### Exercise objective
Below is a block of records; reproduce all of them exactly and leave out any pictures.
##############################
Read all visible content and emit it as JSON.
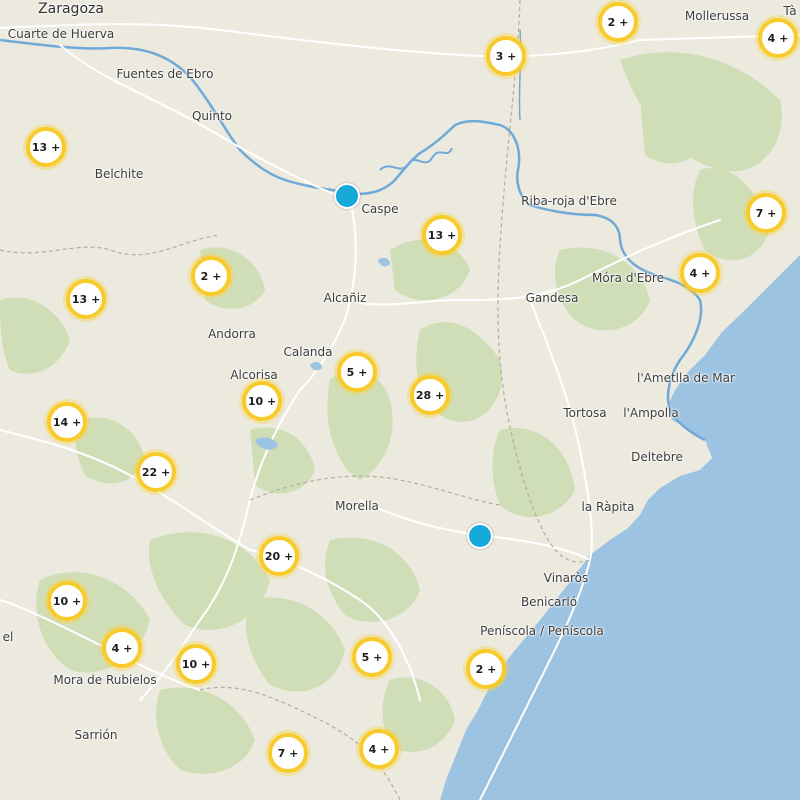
{
  "map": {
    "colors": {
      "land": "#eceadf",
      "sea": "#9cc3e2",
      "forest": "#c9dbae",
      "river": "#6fa9d8",
      "cluster_ring": "#f8cb2a",
      "marker": "#17a9d9"
    },
    "places": [
      {
        "name": "Zaragoza",
        "size": "large"
      },
      {
        "name": "Cuarte de Huerva",
        "size": "normal"
      },
      {
        "name": "Fuentes de Ebro",
        "size": "normal"
      },
      {
        "name": "Quinto",
        "size": "normal"
      },
      {
        "name": "Belchite",
        "size": "normal"
      },
      {
        "name": "Caspe",
        "size": "normal"
      },
      {
        "name": "Mollerussa",
        "size": "normal"
      },
      {
        "name": "Tà",
        "size": "normal"
      },
      {
        "name": "Riba-roja d'Ebre",
        "size": "normal"
      },
      {
        "name": "Móra d'Ebre",
        "size": "normal"
      },
      {
        "name": "Alcañiz",
        "size": "normal"
      },
      {
        "name": "Gandesa",
        "size": "normal"
      },
      {
        "name": "Andorra",
        "size": "normal"
      },
      {
        "name": "Calanda",
        "size": "normal"
      },
      {
        "name": "Alcorisa",
        "size": "normal"
      },
      {
        "name": "l'Ametlla de Mar",
        "size": "normal"
      },
      {
        "name": "Tortosa",
        "size": "normal"
      },
      {
        "name": "l'Ampolla",
        "size": "normal"
      },
      {
        "name": "Deltebre",
        "size": "normal"
      },
      {
        "name": "Morella",
        "size": "normal"
      },
      {
        "name": "la Ràpita",
        "size": "normal"
      },
      {
        "name": "Vinaròs",
        "size": "normal"
      },
      {
        "name": "Benicarló",
        "size": "normal"
      },
      {
        "name": "Peníscola / Peñíscola",
        "size": "normal"
      },
      {
        "name": "el",
        "size": "normal"
      },
      {
        "name": "Mora de Rubielos",
        "size": "normal"
      },
      {
        "name": "Sarrión",
        "size": "normal"
      }
    ],
    "clusters": [
      {
        "label": "2 +"
      },
      {
        "label": "3 +"
      },
      {
        "label": "4 +"
      },
      {
        "label": "13 +"
      },
      {
        "label": "13 +"
      },
      {
        "label": "7 +"
      },
      {
        "label": "2 +"
      },
      {
        "label": "4 +"
      },
      {
        "label": "13 +"
      },
      {
        "label": "5 +"
      },
      {
        "label": "28 +"
      },
      {
        "label": "10 +"
      },
      {
        "label": "14 +"
      },
      {
        "label": "22 +"
      },
      {
        "label": "20 +"
      },
      {
        "label": "10 +"
      },
      {
        "label": "4 +"
      },
      {
        "label": "10 +"
      },
      {
        "label": "5 +"
      },
      {
        "label": "2 +"
      },
      {
        "label": "7 +"
      },
      {
        "label": "4 +"
      }
    ],
    "markers": [
      {
        "name": "location-marker"
      },
      {
        "name": "location-marker"
      }
    ]
  }
}
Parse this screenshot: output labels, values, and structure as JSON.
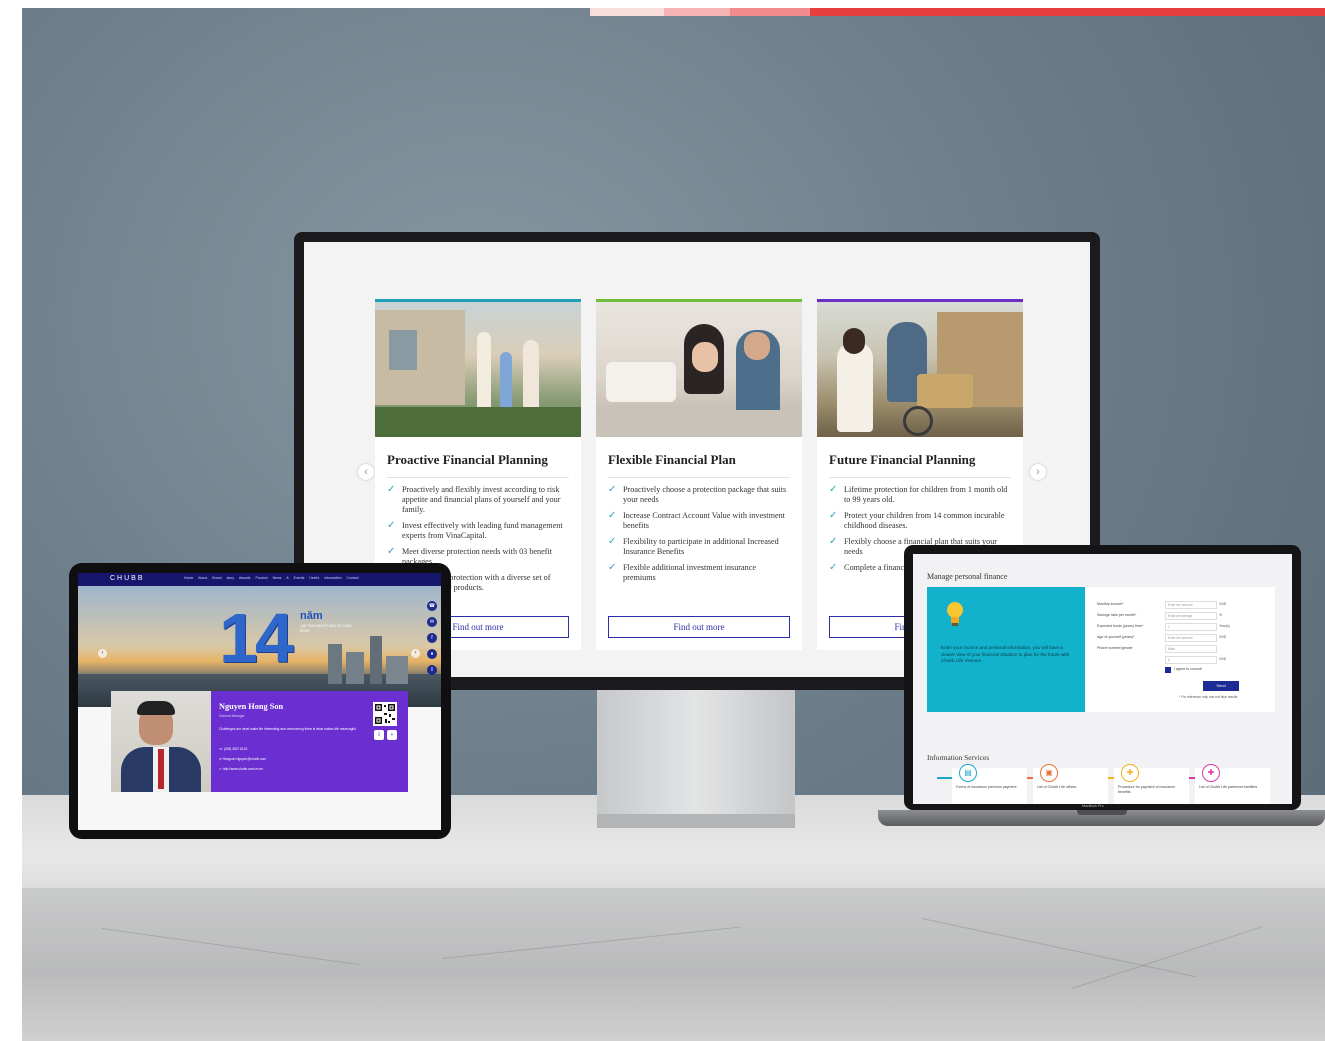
{
  "monitor": {
    "cards": [
      {
        "title": "Proactive Financial Planning",
        "bullets": [
          "Proactively and flexibly invest according to risk appetite and financial plans of yourself and your family.",
          "Invest effectively with leading fund management experts from VinaCapital.",
          "Meet diverse protection needs with 03 benefit packages",
          "Enhance your protection with a diverse set of Supplementary products."
        ],
        "button": "Find out more"
      },
      {
        "title": "Flexible Financial Plan",
        "bullets": [
          "Proactively choose a protection package that suits your needs",
          "Increase Contract Account Value with investment benefits",
          "Flexibility to participate in additional Increased Insurance Benefits",
          "Flexible additional investment insurance premiums"
        ],
        "button": "Find out more"
      },
      {
        "title": "Future Financial Planning",
        "bullets": [
          "Lifetime protection for children from 1 month old to 99 years old.",
          "Protect your children from 14 common incurable childhood diseases.",
          "Flexibly choose a financial plan that suits your needs",
          "Complete a financial plan when risks occur."
        ],
        "button": "Find out more"
      }
    ],
    "prev_arrow": "‹",
    "next_arrow": "›"
  },
  "laptop": {
    "title": "Manage personal finance",
    "promo_text": "Enter your income and personal information, you will have a clearer view of your financial situation to plan for the future with Chubb Life Vietnam",
    "form_rows": [
      {
        "label": "Monthly income*",
        "placeholder": "Enter the amount",
        "unit": "VND"
      },
      {
        "label": "Savings ratio per month*",
        "placeholder": "Enter percentage",
        "unit": "%"
      },
      {
        "label": "Expected funds (years) time*",
        "placeholder": "1",
        "unit": "Year(s)"
      },
      {
        "label": "Age of yourself (years)*",
        "placeholder": "Enter the amount",
        "unit": "VND"
      },
      {
        "label": "Phone number/gender",
        "placeholder": "Male",
        "unit": ""
      },
      {
        "label": "",
        "placeholder": "0",
        "unit": "VND"
      }
    ],
    "checkbox_label": "I agree to consult",
    "send_button": "Send",
    "note": "* For reference only and not final results",
    "info_title": "Information Services",
    "services": [
      {
        "icon": "document-icon",
        "glyph": "▤",
        "text": "Forms of insurance premium payment",
        "color": "#1aa5c9"
      },
      {
        "icon": "building-icon",
        "glyph": "▣",
        "text": "List of Chubb Life offices",
        "color": "#e9713b"
      },
      {
        "icon": "hospital-icon",
        "glyph": "✚",
        "text": "Procedure for payment of insurance benefits",
        "color": "#f2b21a"
      },
      {
        "icon": "hospital-icon",
        "glyph": "✚",
        "text": "List of Chubb Life partnered facilities",
        "color": "#d63aa8"
      }
    ],
    "brand": "MacBook Pro"
  },
  "tablet": {
    "logo": "CHUBB",
    "nav_items": [
      "Home",
      "About",
      "Brand story",
      "Awards",
      "Product",
      "News & Events",
      "Useful information",
      "Contact"
    ],
    "hero_number": "14",
    "hero_word": "năm",
    "hero_sub": "LAN TỎA CAM KẾT BẢO VỆ CỘNG ĐỒNG",
    "profile_name": "Nguyen Hong Son",
    "profile_role": "General Manager",
    "profile_quote": "Challenges are what make life interesting and overcoming them is what makes life meaningful",
    "profile_lines": [
      "(028) 3827 8123",
      "Hongson.Nguyen@chubb.com",
      "http://www.chubb.com/vn-en"
    ]
  },
  "colors": {
    "accent_bar": [
      "#f9dcdc",
      "#f6b3b3",
      "#f28b8b",
      "#e83e3e"
    ],
    "chubb_navy": "#16166d",
    "purple": "#6b2fd1",
    "cyan": "#12b1cc",
    "button_blue": "#2b2ea8"
  }
}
##############################
### Final result
Read all visible content and emit it as JSON.
{
  "map": {
    "colors": {
      "land": "#eceadf",
      "sea": "#9cc3e2",
      "forest": "#c9dbae",
      "river": "#6fa9d8",
      "cluster_ring": "#f8cb2a",
      "marker": "#17a9d9"
    },
    "places": [
      {
        "name": "Zaragoza",
        "size": "large"
      },
      {
        "name": "Cuarte de Huerva",
        "size": "normal"
      },
      {
        "name": "Fuentes de Ebro",
        "size": "normal"
      },
      {
        "name": "Quinto",
        "size": "normal"
      },
      {
        "name": "Belchite",
        "size": "normal"
      },
      {
        "name": "Caspe",
        "size": "normal"
      },
      {
        "name": "Mollerussa",
        "size": "normal"
      },
      {
        "name": "Tà",
        "size": "normal"
      },
      {
        "name": "Riba-roja d'Ebre",
        "size": "normal"
      },
      {
        "name": "Móra d'Ebre",
        "size": "normal"
      },
      {
        "name": "Alcañiz",
        "size": "normal"
      },
      {
        "name": "Gandesa",
        "size": "normal"
      },
      {
        "name": "Andorra",
        "size": "normal"
      },
      {
        "name": "Calanda",
        "size": "normal"
      },
      {
        "name": "Alcorisa",
        "size": "normal"
      },
      {
        "name": "l'Ametlla de Mar",
        "size": "normal"
      },
      {
        "name": "Tortosa",
        "size": "normal"
      },
      {
        "name": "l'Ampolla",
        "size": "normal"
      },
      {
        "name": "Deltebre",
        "size": "normal"
      },
      {
        "name": "Morella",
        "size": "normal"
      },
      {
        "name": "la Ràpita",
        "size": "normal"
      },
      {
        "name": "Vinaròs",
        "size": "normal"
      },
      {
        "name": "Benicarló",
        "size": "normal"
      },
      {
        "name": "Peníscola / Peñíscola",
        "size": "normal"
      },
      {
        "name": "el",
        "size": "normal"
      },
      {
        "name": "Mora de Rubielos",
        "size": "normal"
      },
      {
        "name": "Sarrión",
        "size": "normal"
      }
    ],
    "clusters": [
      {
        "label": "2 +"
      },
      {
        "label": "3 +"
      },
      {
        "label": "4 +"
      },
      {
        "label": "13 +"
      },
      {
        "label": "13 +"
      },
      {
        "label": "7 +"
      },
      {
        "label": "2 +"
      },
      {
        "label": "4 +"
      },
      {
        "label": "13 +"
      },
      {
        "label": "5 +"
      },
      {
        "label": "28 +"
      },
      {
        "label": "10 +"
      },
      {
        "label": "14 +"
      },
      {
        "label": "22 +"
      },
      {
        "label": "20 +"
      },
      {
        "label": "10 +"
      },
      {
        "label": "4 +"
      },
      {
        "label": "10 +"
      },
      {
        "label": "5 +"
      },
      {
        "label": "2 +"
      },
      {
        "label": "7 +"
      },
      {
        "label": "4 +"
      }
    ],
    "markers": [
      {
        "name": "location-marker"
      },
      {
        "name": "location-marker"
      }
    ]
  }
}
Parse this screenshot: output labels, values, and structure as JSON.
{
  "monitor": {
    "cards": [
      {
        "title": "Proactive Financial Planning",
        "bullets": [
          "Proactively and flexibly invest according to risk appetite and financial plans of yourself and your family.",
          "Invest effectively with leading fund management experts from VinaCapital.",
          "Meet diverse protection needs with 03 benefit packages",
          "Enhance your protection with a diverse set of Supplementary products."
        ],
        "button": "Find out more"
      },
      {
        "title": "Flexible Financial Plan",
        "bullets": [
          "Proactively choose a protection package that suits your needs",
          "Increase Contract Account Value with investment benefits",
          "Flexibility to participate in additional Increased Insurance Benefits",
          "Flexible additional investment insurance premiums"
        ],
        "button": "Find out more"
      },
      {
        "title": "Future Financial Planning",
        "bullets": [
          "Lifetime protection for children from 1 month old to 99 years old.",
          "Protect your children from 14 common incurable childhood diseases.",
          "Flexibly choose a financial plan that suits your needs",
          "Complete a financial plan when risks occur."
        ],
        "button": "Find out more"
      }
    ],
    "prev_arrow": "‹",
    "next_arrow": "›"
  },
  "laptop": {
    "title": "Manage personal finance",
    "promo_text": "Enter your income and personal information, you will have a clearer view of your financial situation to plan for the future with Chubb Life Vietnam",
    "form_rows": [
      {
        "label": "Monthly income*",
        "placeholder": "Enter the amount",
        "unit": "VND"
      },
      {
        "label": "Savings ratio per month*",
        "placeholder": "Enter percentage",
        "unit": "%"
      },
      {
        "label": "Expected funds (years) time*",
        "placeholder": "1",
        "unit": "Year(s)"
      },
      {
        "label": "Age of yourself (years)*",
        "placeholder": "Enter the amount",
        "unit": "VND"
      },
      {
        "label": "Phone number/gender",
        "placeholder": "Male",
        "unit": ""
      },
      {
        "label": "",
        "placeholder": "0",
        "unit": "VND"
      }
    ],
    "checkbox_label": "I agree to consult",
    "send_button": "Send",
    "note": "* For reference only and not final results",
    "info_title": "Information Services",
    "services": [
      {
        "icon": "document-icon",
        "glyph": "▤",
        "text": "Forms of insurance premium payment",
        "color": "#1aa5c9"
      },
      {
        "icon": "building-icon",
        "glyph": "▣",
        "text": "List of Chubb Life offices",
        "color": "#e9713b"
      },
      {
        "icon": "hospital-icon",
        "glyph": "✚",
        "text": "Procedure for payment of insurance benefits",
        "color": "#f2b21a"
      },
      {
        "icon": "hospital-icon",
        "glyph": "✚",
        "text": "List of Chubb Life partnered facilities",
        "color": "#d63aa8"
      }
    ],
    "brand": "MacBook Pro"
  },
  "tablet": {
    "logo": "CHUBB",
    "nav_items": [
      "Home",
      "About",
      "Brand story",
      "Awards",
      "Product",
      "News & Events",
      "Useful information",
      "Contact"
    ],
    "hero_number": "14",
    "hero_word": "năm",
    "hero_sub": "LAN TỎA CAM KẾT BẢO VỆ CỘNG ĐỒNG",
    "profile_name": "Nguyen Hong Son",
    "profile_role": "General Manager",
    "profile_quote": "Challenges are what make life interesting and overcoming them is what makes life meaningful",
    "profile_lines": [
      "(028) 3827 8123",
      "Hongson.Nguyen@chubb.com",
      "http://www.chubb.com/vn-en"
    ]
  },
  "colors": {
    "accent_bar": [
      "#f9dcdc",
      "#f6b3b3",
      "#f28b8b",
      "#e83e3e"
    ],
    "chubb_navy": "#16166d",
    "purple": "#6b2fd1",
    "cyan": "#12b1cc",
    "button_blue": "#2b2ea8"
  }
}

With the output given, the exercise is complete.